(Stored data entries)
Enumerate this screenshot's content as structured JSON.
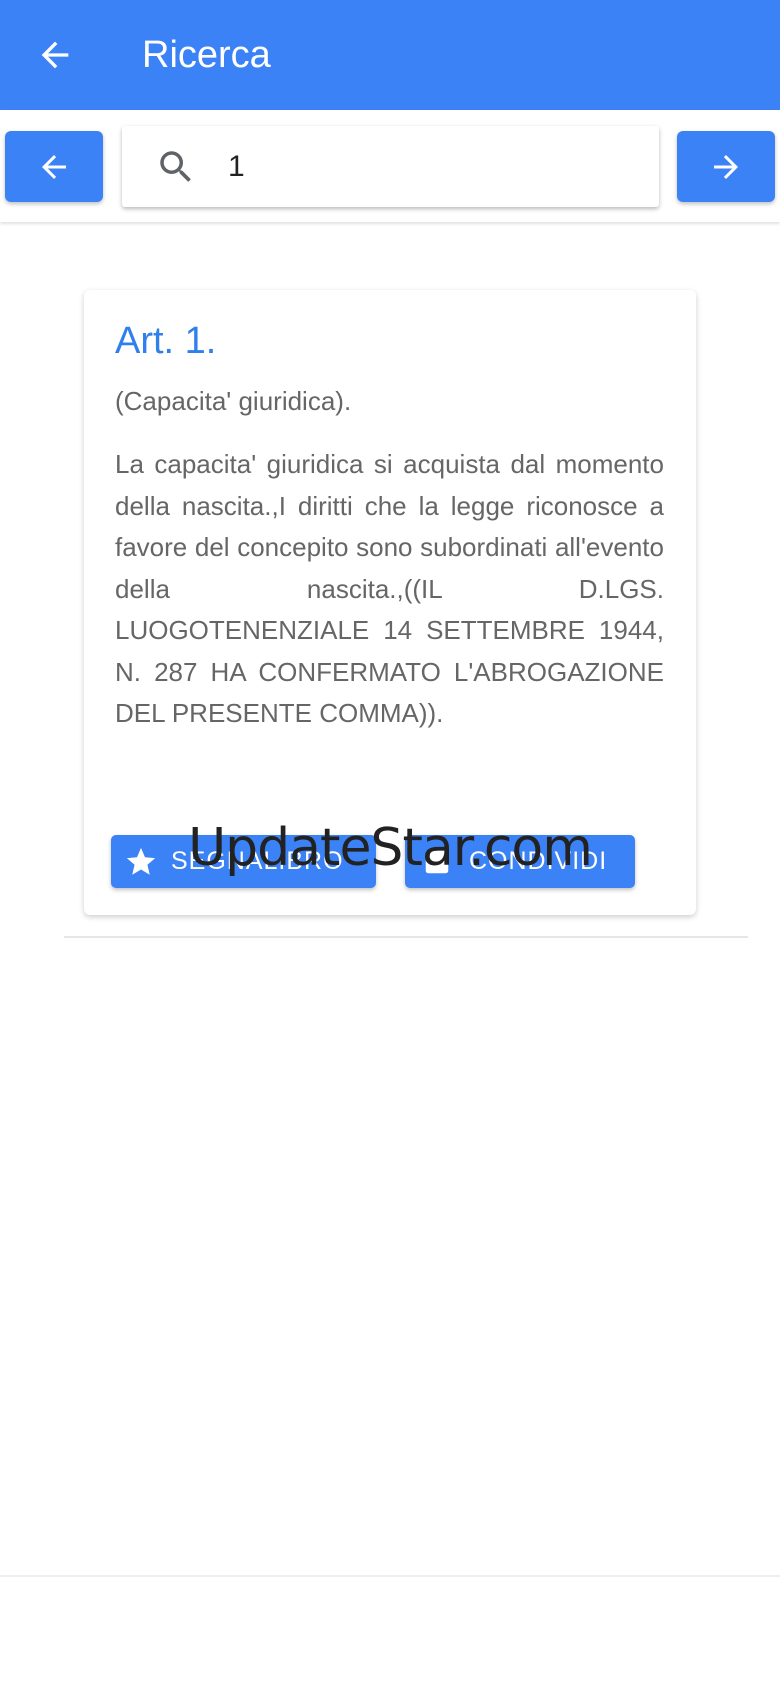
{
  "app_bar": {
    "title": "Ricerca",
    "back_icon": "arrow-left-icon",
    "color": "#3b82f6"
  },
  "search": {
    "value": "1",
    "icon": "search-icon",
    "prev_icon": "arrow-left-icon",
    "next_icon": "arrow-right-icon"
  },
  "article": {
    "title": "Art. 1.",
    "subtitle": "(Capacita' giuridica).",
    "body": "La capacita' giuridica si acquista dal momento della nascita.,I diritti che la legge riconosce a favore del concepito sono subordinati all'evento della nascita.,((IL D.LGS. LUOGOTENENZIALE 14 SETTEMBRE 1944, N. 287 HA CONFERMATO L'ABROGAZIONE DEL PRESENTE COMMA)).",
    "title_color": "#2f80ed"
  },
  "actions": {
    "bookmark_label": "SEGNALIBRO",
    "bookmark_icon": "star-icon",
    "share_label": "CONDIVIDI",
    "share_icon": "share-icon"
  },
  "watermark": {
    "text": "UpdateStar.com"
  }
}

==

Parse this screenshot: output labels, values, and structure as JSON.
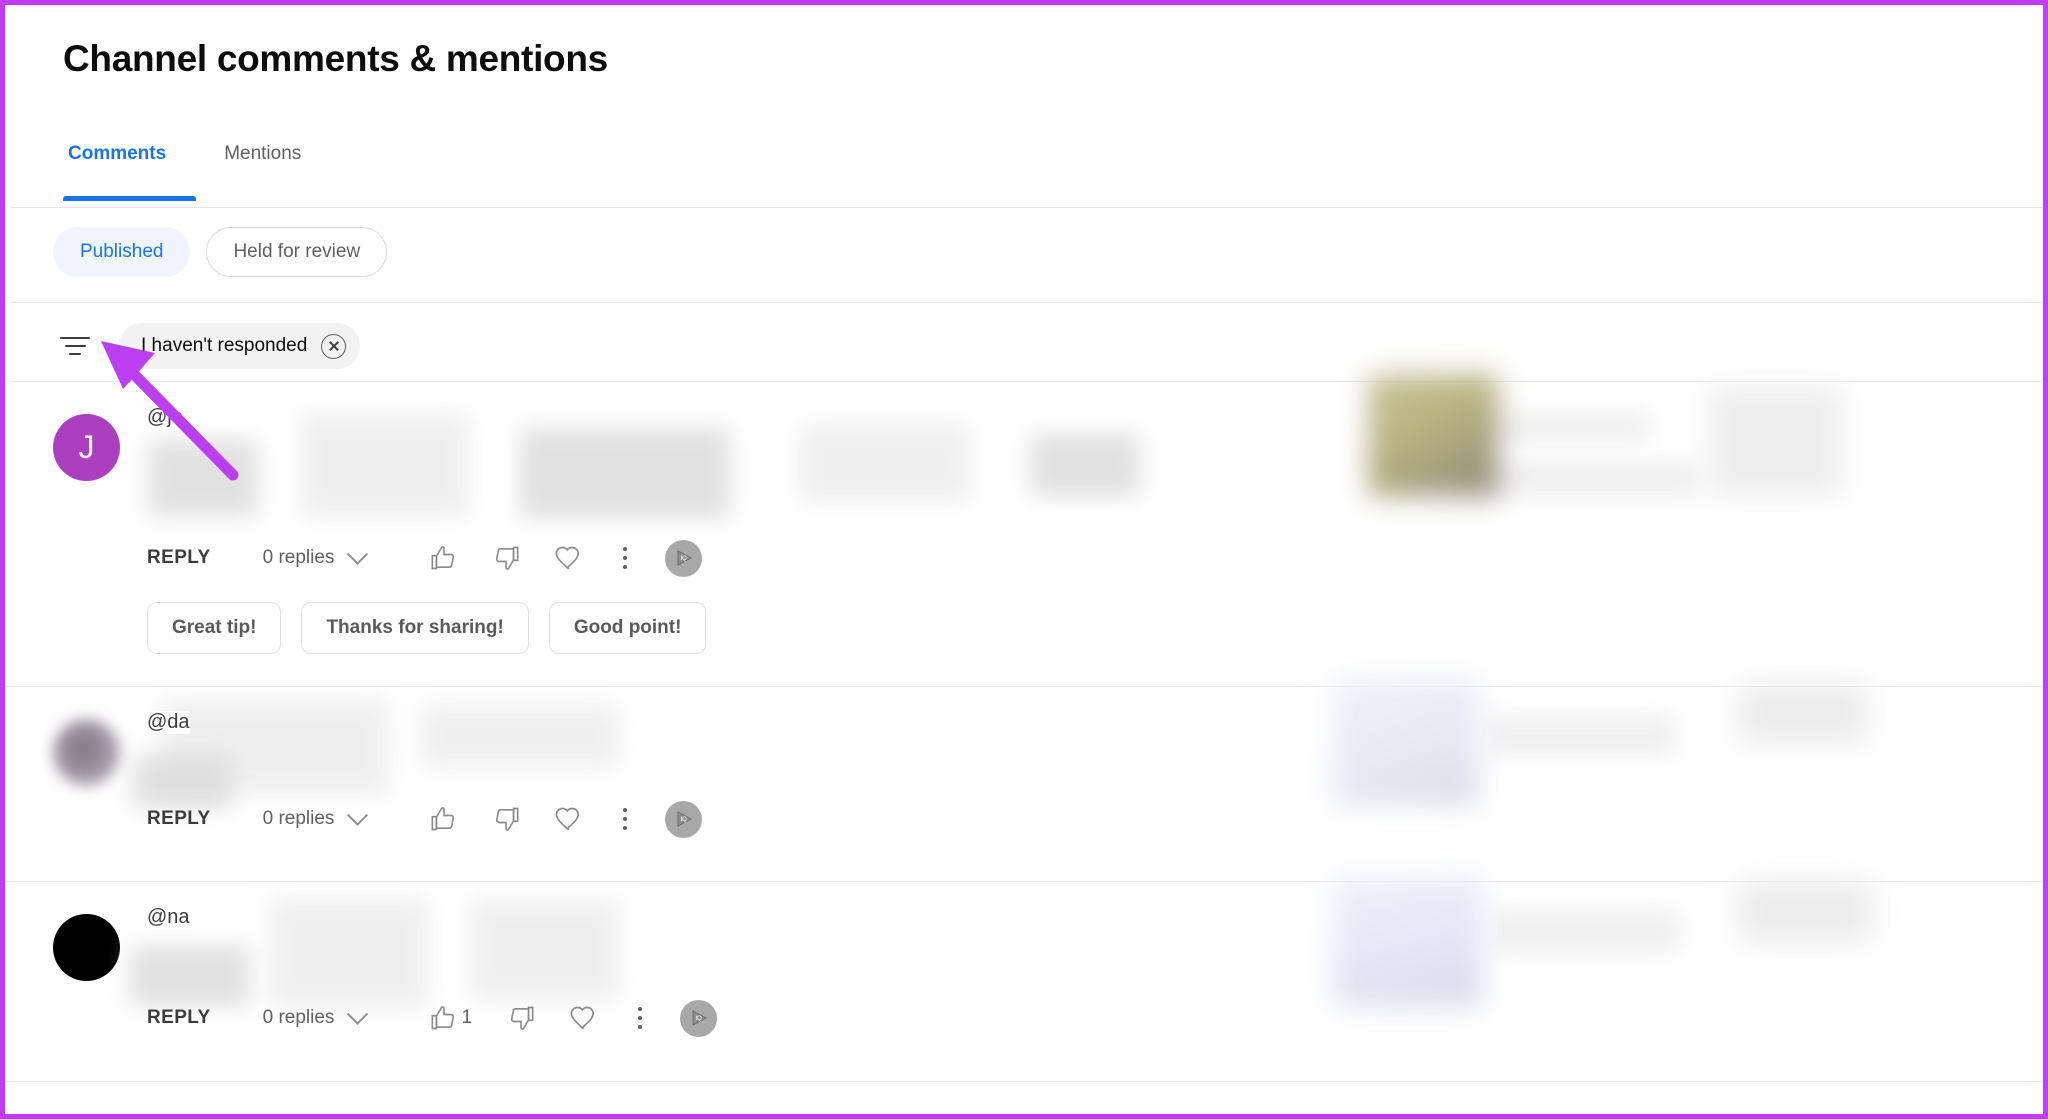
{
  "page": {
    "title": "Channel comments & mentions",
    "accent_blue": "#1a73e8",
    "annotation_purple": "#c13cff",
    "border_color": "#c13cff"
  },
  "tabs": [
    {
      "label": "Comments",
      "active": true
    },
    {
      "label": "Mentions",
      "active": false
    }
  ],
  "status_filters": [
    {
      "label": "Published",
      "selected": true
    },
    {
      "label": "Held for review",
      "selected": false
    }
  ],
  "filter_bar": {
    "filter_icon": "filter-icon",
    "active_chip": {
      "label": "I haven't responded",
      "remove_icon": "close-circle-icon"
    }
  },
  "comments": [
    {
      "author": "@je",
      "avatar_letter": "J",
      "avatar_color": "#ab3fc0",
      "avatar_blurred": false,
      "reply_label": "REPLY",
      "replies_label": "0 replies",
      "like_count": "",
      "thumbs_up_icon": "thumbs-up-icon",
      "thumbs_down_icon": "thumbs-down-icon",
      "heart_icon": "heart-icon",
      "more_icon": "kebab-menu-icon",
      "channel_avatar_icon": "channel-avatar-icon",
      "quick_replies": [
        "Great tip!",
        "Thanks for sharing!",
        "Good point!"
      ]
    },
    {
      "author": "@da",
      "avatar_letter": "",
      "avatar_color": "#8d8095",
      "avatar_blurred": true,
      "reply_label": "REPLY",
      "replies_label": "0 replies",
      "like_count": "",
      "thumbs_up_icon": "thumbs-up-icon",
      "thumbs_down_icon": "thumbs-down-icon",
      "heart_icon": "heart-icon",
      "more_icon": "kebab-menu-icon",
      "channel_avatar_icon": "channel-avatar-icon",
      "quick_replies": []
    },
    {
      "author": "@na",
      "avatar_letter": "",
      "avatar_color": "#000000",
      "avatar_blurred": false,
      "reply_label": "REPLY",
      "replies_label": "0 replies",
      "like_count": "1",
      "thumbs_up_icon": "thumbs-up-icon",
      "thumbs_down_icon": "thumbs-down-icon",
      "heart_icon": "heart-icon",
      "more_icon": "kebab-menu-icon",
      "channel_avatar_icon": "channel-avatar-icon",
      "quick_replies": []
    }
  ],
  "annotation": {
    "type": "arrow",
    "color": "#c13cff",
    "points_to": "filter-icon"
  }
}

**Challenge:**
Copy out all lines from the material above that contain the string "JSON".

**Exercise solution:**
Enumerate this screenshot's content as structured JSON.
Parse this screenshot: output labels, values, and structure as JSON.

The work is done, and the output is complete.